▼▼▼
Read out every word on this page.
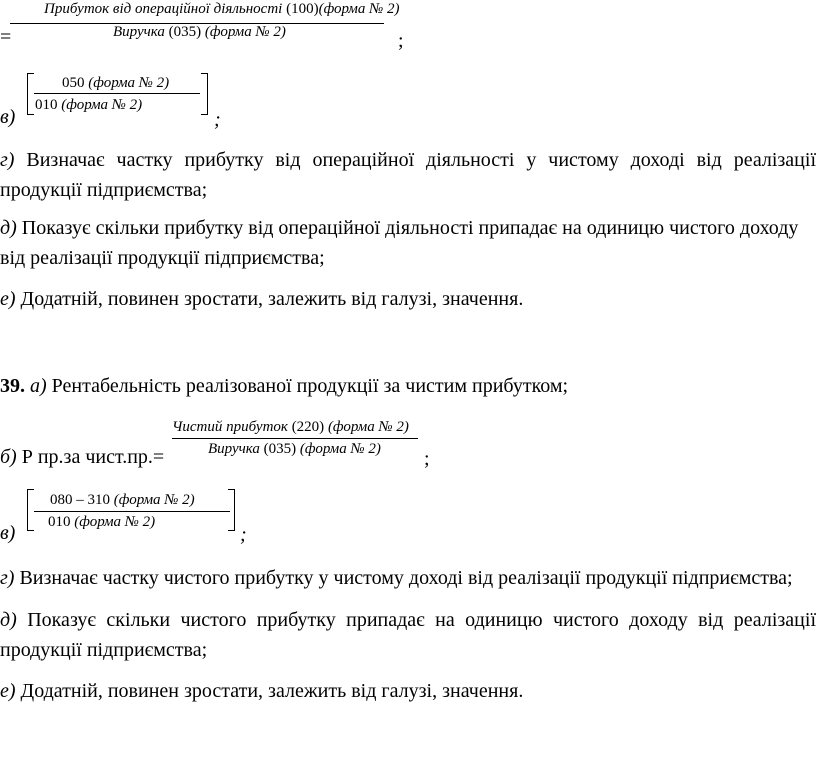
Прибуток від операційної діяльності (100)(форма № 2)
=	Виручка (035) (форма № 2)	;
050 (форма № 2)
010 (форма № 2)
в)	;
г) Визначає частку прибутку від операційної діяльності у чистому доході від реалізації продукції підприємства;
д) Показує скільки прибутку від операційної діяльності припадає на одиницю чистого доходу від реалізації продукції підприємства;
е) Додатній, повинен зростати, залежить від галузі, значення.
39. а) Рентабельність реалізованої продукції за чистим прибутком;
Чистий прибуток (220) (форма № 2)
Виручка (035) (форма № 2)
б) Р пр.за чист.пр.=	;
080 – 310 (форма № 2)
010 (форма № 2)
в)	;
г) Визначає частку чистого прибутку у чистому доході від реалізації продукції підприємства;
д) Показує скільки чистого прибутку припадає на одиницю чистого доходу від реалізації продукції підприємства;
е) Додатній, повинен зростати, залежить від галузі, значення.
▲▲▲
**WHAT TO WORK ON**: Transcribe the whole listing exactly. Pictures stay out of your copy.

**EXERCISE RESULT**:
Read out every word on this page.
Прибуток від операційної діяльності (100)(форма № 2)
=	Виручка (035) (форма № 2)	;
050 (форма № 2)
010 (форма № 2)
в)	;
г) Визначає частку прибутку від операційної діяльності у чистому доході від реалізації продукції підприємства;
д) Показує скільки прибутку від операційної діяльності припадає на одиницю чистого доходу від реалізації продукції підприємства;
е) Додатній, повинен зростати, залежить від галузі, значення.
39. а) Рентабельність реалізованої продукції за чистим прибутком;
Чистий прибуток (220) (форма № 2)
Виручка (035) (форма № 2)
б) Р пр.за чист.пр.=	;
080 – 310 (форма № 2)
010 (форма № 2)
в)	;
г) Визначає частку чистого прибутку у чистому доході від реалізації продукції підприємства;
д) Показує скільки чистого прибутку припадає на одиницю чистого доходу від реалізації продукції підприємства;
е) Додатній, повинен зростати, залежить від галузі, значення.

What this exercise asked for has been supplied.